Data items:

------------------------------------------------------------

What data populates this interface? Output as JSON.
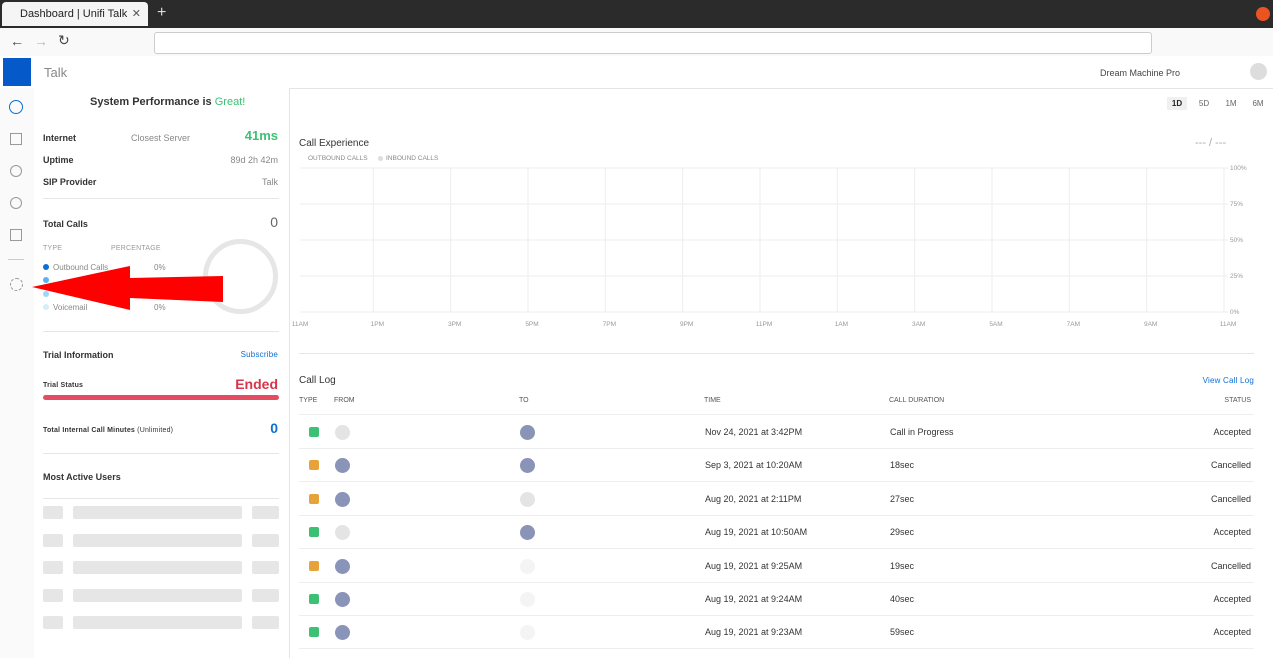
{
  "browser": {
    "tab_title": "Dashboard | Unifi Talk"
  },
  "header": {
    "app_name": "Talk",
    "device": "Dream Machine Pro"
  },
  "range_buttons": [
    "1D",
    "5D",
    "1M",
    "6M"
  ],
  "system": {
    "title_prefix": "System Performance is",
    "title_status": "Great!",
    "rows": [
      {
        "label": "Internet",
        "detail": "Closest Server",
        "value": "41ms"
      },
      {
        "label": "Uptime",
        "value": "89d 2h 42m"
      },
      {
        "label": "SIP Provider",
        "value": "Talk"
      }
    ]
  },
  "total_calls": {
    "label": "Total Calls",
    "value": "0",
    "col_type": "TYPE",
    "col_percentage": "PERCENTAGE",
    "items": [
      {
        "name": "Outbound Calls",
        "percent": "0%",
        "color": "#0a6fd6"
      },
      {
        "color": "#57b4ee"
      },
      {
        "color": "#9fd6f5"
      },
      {
        "name": "Voicemail",
        "percent": "0%",
        "color": "#d6eefb"
      }
    ]
  },
  "trial": {
    "title": "Trial Information",
    "link": "Subscribe",
    "status_label": "Trial Status",
    "status_value": "Ended",
    "minutes_label": "Total Internal Call Minutes",
    "minutes_note": "(Unlimited)",
    "minutes_value": "0"
  },
  "most_active": {
    "title": "Most Active Users"
  },
  "call_experience": {
    "title": "Call Experience",
    "legend": [
      "OUTBOUND CALLS",
      "INBOUND CALLS"
    ],
    "summary": "--- / ---",
    "y_labels": [
      "100%",
      "75%",
      "50%",
      "25%",
      "0%"
    ],
    "x_labels": [
      "11AM",
      "1PM",
      "3PM",
      "5PM",
      "7PM",
      "9PM",
      "11PM",
      "1AM",
      "3AM",
      "5AM",
      "7AM",
      "9AM",
      "11AM"
    ]
  },
  "call_log": {
    "title": "Call Log",
    "link": "View Call Log",
    "headers": [
      "TYPE",
      "FROM",
      "TO",
      "TIME",
      "CALL DURATION",
      "STATUS"
    ],
    "rows": [
      {
        "time": "Nov 24, 2021 at 3:42PM",
        "duration": "Call in Progress",
        "status": "Accepted",
        "color": "#3cc174"
      },
      {
        "time": "Sep 3, 2021 at 10:20AM",
        "duration": "18sec",
        "status": "Cancelled",
        "color": "#e8a23a"
      },
      {
        "time": "Aug 20, 2021 at 2:11PM",
        "duration": "27sec",
        "status": "Cancelled",
        "color": "#e8a23a"
      },
      {
        "time": "Aug 19, 2021 at 10:50AM",
        "duration": "29sec",
        "status": "Accepted",
        "color": "#3cc174"
      },
      {
        "time": "Aug 19, 2021 at 9:25AM",
        "duration": "19sec",
        "status": "Cancelled",
        "color": "#e8a23a"
      },
      {
        "time": "Aug 19, 2021 at 9:24AM",
        "duration": "40sec",
        "status": "Accepted",
        "color": "#3cc174"
      },
      {
        "time": "Aug 19, 2021 at 9:23AM",
        "duration": "59sec",
        "status": "Accepted",
        "color": "#3cc174"
      }
    ]
  }
}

------------------------------------------------------------

:: Exercise ::
Your task is to return the entries above exactly, with no pictures.

:: Solution to the exercise ::
What data populates this interface? Output as JSON.
{
  "browser": {
    "tab_title": "Dashboard | Unifi Talk"
  },
  "header": {
    "app_name": "Talk",
    "device": "Dream Machine Pro"
  },
  "range_buttons": [
    "1D",
    "5D",
    "1M",
    "6M"
  ],
  "system": {
    "title_prefix": "System Performance is",
    "title_status": "Great!",
    "rows": [
      {
        "label": "Internet",
        "detail": "Closest Server",
        "value": "41ms"
      },
      {
        "label": "Uptime",
        "value": "89d 2h 42m"
      },
      {
        "label": "SIP Provider",
        "value": "Talk"
      }
    ]
  },
  "total_calls": {
    "label": "Total Calls",
    "value": "0",
    "col_type": "TYPE",
    "col_percentage": "PERCENTAGE",
    "items": [
      {
        "name": "Outbound Calls",
        "percent": "0%",
        "color": "#0a6fd6"
      },
      {
        "color": "#57b4ee"
      },
      {
        "color": "#9fd6f5"
      },
      {
        "name": "Voicemail",
        "percent": "0%",
        "color": "#d6eefb"
      }
    ]
  },
  "trial": {
    "title": "Trial Information",
    "link": "Subscribe",
    "status_label": "Trial Status",
    "status_value": "Ended",
    "minutes_label": "Total Internal Call Minutes",
    "minutes_note": "(Unlimited)",
    "minutes_value": "0"
  },
  "most_active": {
    "title": "Most Active Users"
  },
  "call_experience": {
    "title": "Call Experience",
    "legend": [
      "OUTBOUND CALLS",
      "INBOUND CALLS"
    ],
    "summary": "--- / ---",
    "y_labels": [
      "100%",
      "75%",
      "50%",
      "25%",
      "0%"
    ],
    "x_labels": [
      "11AM",
      "1PM",
      "3PM",
      "5PM",
      "7PM",
      "9PM",
      "11PM",
      "1AM",
      "3AM",
      "5AM",
      "7AM",
      "9AM",
      "11AM"
    ]
  },
  "call_log": {
    "title": "Call Log",
    "link": "View Call Log",
    "headers": [
      "TYPE",
      "FROM",
      "TO",
      "TIME",
      "CALL DURATION",
      "STATUS"
    ],
    "rows": [
      {
        "time": "Nov 24, 2021 at 3:42PM",
        "duration": "Call in Progress",
        "status": "Accepted",
        "color": "#3cc174"
      },
      {
        "time": "Sep 3, 2021 at 10:20AM",
        "duration": "18sec",
        "status": "Cancelled",
        "color": "#e8a23a"
      },
      {
        "time": "Aug 20, 2021 at 2:11PM",
        "duration": "27sec",
        "status": "Cancelled",
        "color": "#e8a23a"
      },
      {
        "time": "Aug 19, 2021 at 10:50AM",
        "duration": "29sec",
        "status": "Accepted",
        "color": "#3cc174"
      },
      {
        "time": "Aug 19, 2021 at 9:25AM",
        "duration": "19sec",
        "status": "Cancelled",
        "color": "#e8a23a"
      },
      {
        "time": "Aug 19, 2021 at 9:24AM",
        "duration": "40sec",
        "status": "Accepted",
        "color": "#3cc174"
      },
      {
        "time": "Aug 19, 2021 at 9:23AM",
        "duration": "59sec",
        "status": "Accepted",
        "color": "#3cc174"
      }
    ]
  }
}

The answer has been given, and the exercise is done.